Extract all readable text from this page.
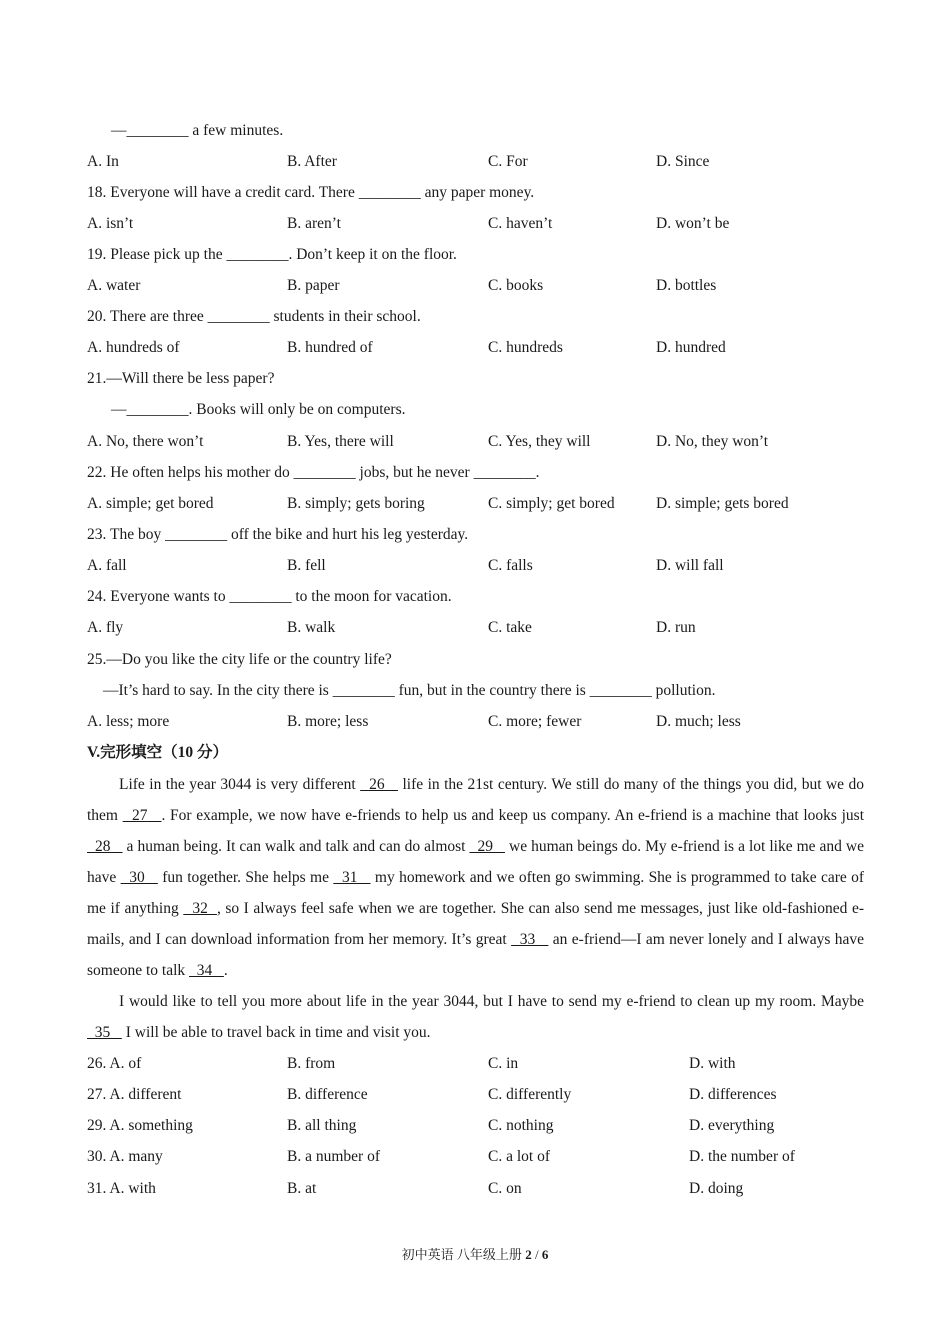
—________ a few minutes.
A. In	B. After	C. For	D. Since
18. Everyone will have a credit card. There ________ any paper money.
A. isn’t	B. aren’t	C. haven’t	D. won’t be
19. Please pick up the ________. Don’t keep it on the floor.
A. water	B. paper	C. books	D. bottles
20. There are three ________ students in their school.
A. hundreds of	B. hundred of	C. hundreds	D. hundred
21.—Will there be less paper?
—________. Books will only be on computers.
A. No, there won’t	B. Yes, there will	C. Yes, they will	D. No, they won’t
22. He often helps his mother do ________ jobs, but he never ________.
A. simple; get bored	B. simply; gets boring	C. simply; get bored	D. simple; gets bored
23. The boy ________ off the bike and hurt his leg yesterday.
A. fall	B. fell	C. falls	D. will fall
24. Everyone wants to ________ to the moon for vacation.
A. fly	B. walk	C. take	D. run
25.—Do you like the city life or the country life?
—It’s hard to say. In the city there is ________ fun, but in the country there is ________ pollution.
A. less; more	B. more; less	C. more; fewer	D. much; less
V.完形填空（10 分）

Life in the year 3044 is very different   26    life in the 21st century. We still do many of the things you did, but we do them   27   . For example, we now have e-friends to help us and keep us company. An e-friend is a machine that looks just   28    a human being. It can walk and talk and can do almost   29    we human beings do. My e-friend is a lot like me and we have   30    fun together. She helps me   31    my homework and we often go swimming. She is programmed to take care of me if anything   32  , so I always feel safe when we are together. She can also send me messages, just like old-fashioned e-mails, and I can download information from her memory. It’s great   33    an e-friend—I am never lonely and I always have someone to talk   34   .

I would like to tell you more about life in the year 3044, but I have to send my e-friend to clean up my room. Maybe   35    I will be able to travel back in time and visit you.

26. A. of	B. from	C. in	D. with
27. A. different	B. difference	C. differently	D. differences
29. A. something	B. all thing	C. nothing	D. everything
30. A. many	B. a number of	C. a lot of	D. the number of
31. A. with	B. at	C. on	D. doing
初中英语 八年级上册 2 / 6
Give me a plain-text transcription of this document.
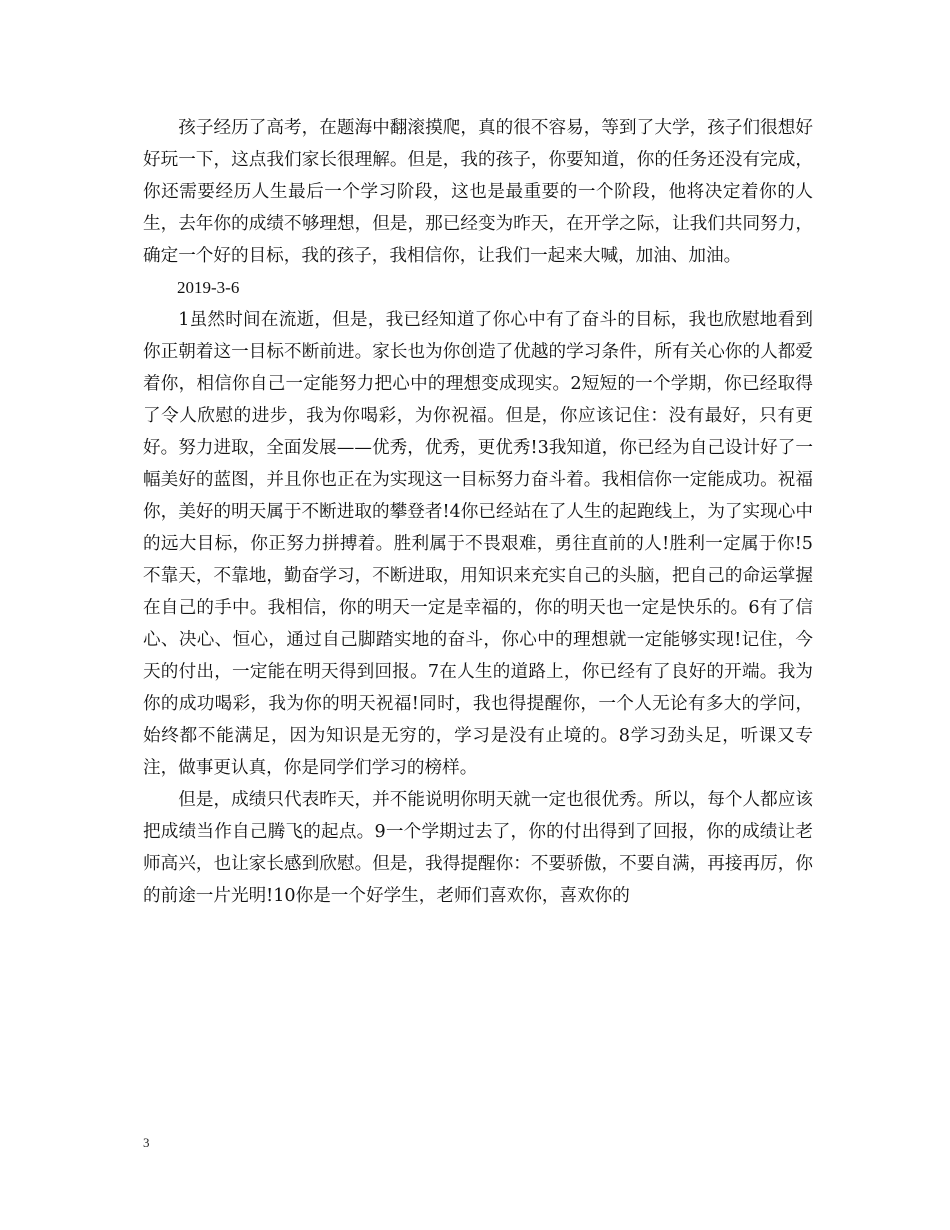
孩子经历了高考，在题海中翻滚摸爬，真的很不容易，等到了大学，孩子们很想好好玩一下，这点我们家长很理解。但是，我的孩子，你要知道，你的任务还没有完成，你还需要经历人生最后一个学习阶段，这也是最重要的一个阶段，他将决定着你的人生，去年你的成绩不够理想，但是，那已经变为昨天，在开学之际，让我们共同努力，确定一个好的目标，我的孩子，我相信你，让我们一起来大喊，加油、加油。

2019-3-6

1虽然时间在流逝，但是，我已经知道了你心中有了奋斗的目标，我也欣慰地看到你正朝着这一目标不断前进。家长也为你创造了优越的学习条件，所有关心你的人都爱着你，相信你自己一定能努力把心中的理想变成现实。2短短的一个学期，你已经取得了令人欣慰的进步，我为你喝彩，为你祝福。但是，你应该记住：没有最好，只有更好。努力进取，全面发展——优秀，优秀，更优秀!3我知道，你已经为自己设计好了一幅美好的蓝图，并且你也正在为实现这一目标努力奋斗着。我相信你一定能成功。祝福你，美好的明天属于不断进取的攀登者!4你已经站在了人生的起跑线上，为了实现心中的远大目标，你正努力拼搏着。胜利属于不畏艰难，勇往直前的人!胜利一定属于你!5不靠天，不靠地，勤奋学习，不断进取，用知识来充实自己的头脑，把自己的命运掌握在自己的手中。我相信，你的明天一定是幸福的，你的明天也一定是快乐的。6有了信心、决心、恒心，通过自己脚踏实地的奋斗，你心中的理想就一定能够实现!记住，今天的付出，一定能在明天得到回报。7在人生的道路上，你已经有了良好的开端。我为你的成功喝彩，我为你的明天祝福!同时，我也得提醒你，一个人无论有多大的学问，始终都不能满足，因为知识是无穷的，学习是没有止境的。8学习劲头足，听课又专注，做事更认真，你是同学们学习的榜样。

但是，成绩只代表昨天，并不能说明你明天就一定也很优秀。所以，每个人都应该把成绩当作自己腾飞的起点。9一个学期过去了，你的付出得到了回报，你的成绩让老师高兴，也让家长感到欣慰。但是，我得提醒你：不要骄傲，不要自满，再接再厉，你的前途一片光明!10你是一个好学生，老师们喜欢你，喜欢你的

3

-*-

--- Instructions for the task ---
Write out every record above exactly as it stands, but leave out the pictures.

--- Task solution ---
Extract all readable text from this page.
—________ a few minutes.
A. In	B. After	C. For	D. Since
18. Everyone will have a credit card. There ________ any paper money.
A. isn’t	B. aren’t	C. haven’t	D. won’t be
19. Please pick up the ________. Don’t keep it on the floor.
A. water	B. paper	C. books	D. bottles
20. There are three ________ students in their school.
A. hundreds of	B. hundred of	C. hundreds	D. hundred
21.—Will there be less paper?
—________. Books will only be on computers.
A. No, there won’t	B. Yes, there will	C. Yes, they will	D. No, they won’t
22. He often helps his mother do ________ jobs, but he never ________.
A. simple; get bored	B. simply; gets boring	C. simply; get bored	D. simple; gets bored
23. The boy ________ off the bike and hurt his leg yesterday.
A. fall	B. fell	C. falls	D. will fall
24. Everyone wants to ________ to the moon for vacation.
A. fly	B. walk	C. take	D. run
25.—Do you like the city life or the country life?
—It’s hard to say. In the city there is ________ fun, but in the country there is ________ pollution.
A. less; more	B. more; less	C. more; fewer	D. much; less
V.完形填空（10 分）

Life in the year 3044 is very different   26    life in the 21st century. We still do many of the things you did, but we do them   27   . For example, we now have e-friends to help us and keep us company. An e-friend is a machine that looks just   28    a human being. It can walk and talk and can do almost   29    we human beings do. My e-friend is a lot like me and we have   30    fun together. She helps me   31    my homework and we often go swimming. She is programmed to take care of me if anything   32  , so I always feel safe when we are together. She can also send me messages, just like old-fashioned e-mails, and I can download information from her memory. It’s great   33    an e-friend—I am never lonely and I always have someone to talk   34   .

I would like to tell you more about life in the year 3044, but I have to send my e-friend to clean up my room. Maybe   35    I will be able to travel back in time and visit you.

26. A. of	B. from	C. in	D. with
27. A. different	B. difference	C. differently	D. differences
29. A. something	B. all thing	C. nothing	D. everything
30. A. many	B. a number of	C. a lot of	D. the number of
31. A. with	B. at	C. on	D. doing
初中英语 八年级上册 2 / 6
Give me a plain-text transcription of this document.
孩子经历了高考，在题海中翻滚摸爬，真的很不容易，等到了大学，孩子们很想好好玩一下，这点我们家长很理解。但是，我的孩子，你要知道，你的任务还没有完成，你还需要经历人生最后一个学习阶段，这也是最重要的一个阶段，他将决定着你的人生，去年你的成绩不够理想，但是，那已经变为昨天，在开学之际，让我们共同努力，确定一个好的目标，我的孩子，我相信你，让我们一起来大喊，加油、加油。

2019-3-6

1虽然时间在流逝，但是，我已经知道了你心中有了奋斗的目标，我也欣慰地看到你正朝着这一目标不断前进。家长也为你创造了优越的学习条件，所有关心你的人都爱着你，相信你自己一定能努力把心中的理想变成现实。2短短的一个学期，你已经取得了令人欣慰的进步，我为你喝彩，为你祝福。但是，你应该记住：没有最好，只有更好。努力进取，全面发展——优秀，优秀，更优秀!3我知道，你已经为自己设计好了一幅美好的蓝图，并且你也正在为实现这一目标努力奋斗着。我相信你一定能成功。祝福你，美好的明天属于不断进取的攀登者!4你已经站在了人生的起跑线上，为了实现心中的远大目标，你正努力拼搏着。胜利属于不畏艰难，勇往直前的人!胜利一定属于你!5不靠天，不靠地，勤奋学习，不断进取，用知识来充实自己的头脑，把自己的命运掌握在自己的手中。我相信，你的明天一定是幸福的，你的明天也一定是快乐的。6有了信心、决心、恒心，通过自己脚踏实地的奋斗，你心中的理想就一定能够实现!记住，今天的付出，一定能在明天得到回报。7在人生的道路上，你已经有了良好的开端。我为你的成功喝彩，我为你的明天祝福!同时，我也得提醒你，一个人无论有多大的学问，始终都不能满足，因为知识是无穷的，学习是没有止境的。8学习劲头足，听课又专注，做事更认真，你是同学们学习的榜样。

但是，成绩只代表昨天，并不能说明你明天就一定也很优秀。所以，每个人都应该把成绩当作自己腾飞的起点。9一个学期过去了，你的付出得到了回报，你的成绩让老师高兴，也让家长感到欣慰。但是，我得提醒你：不要骄傲，不要自满，再接再厉，你的前途一片光明!10你是一个好学生，老师们喜欢你，喜欢你的

3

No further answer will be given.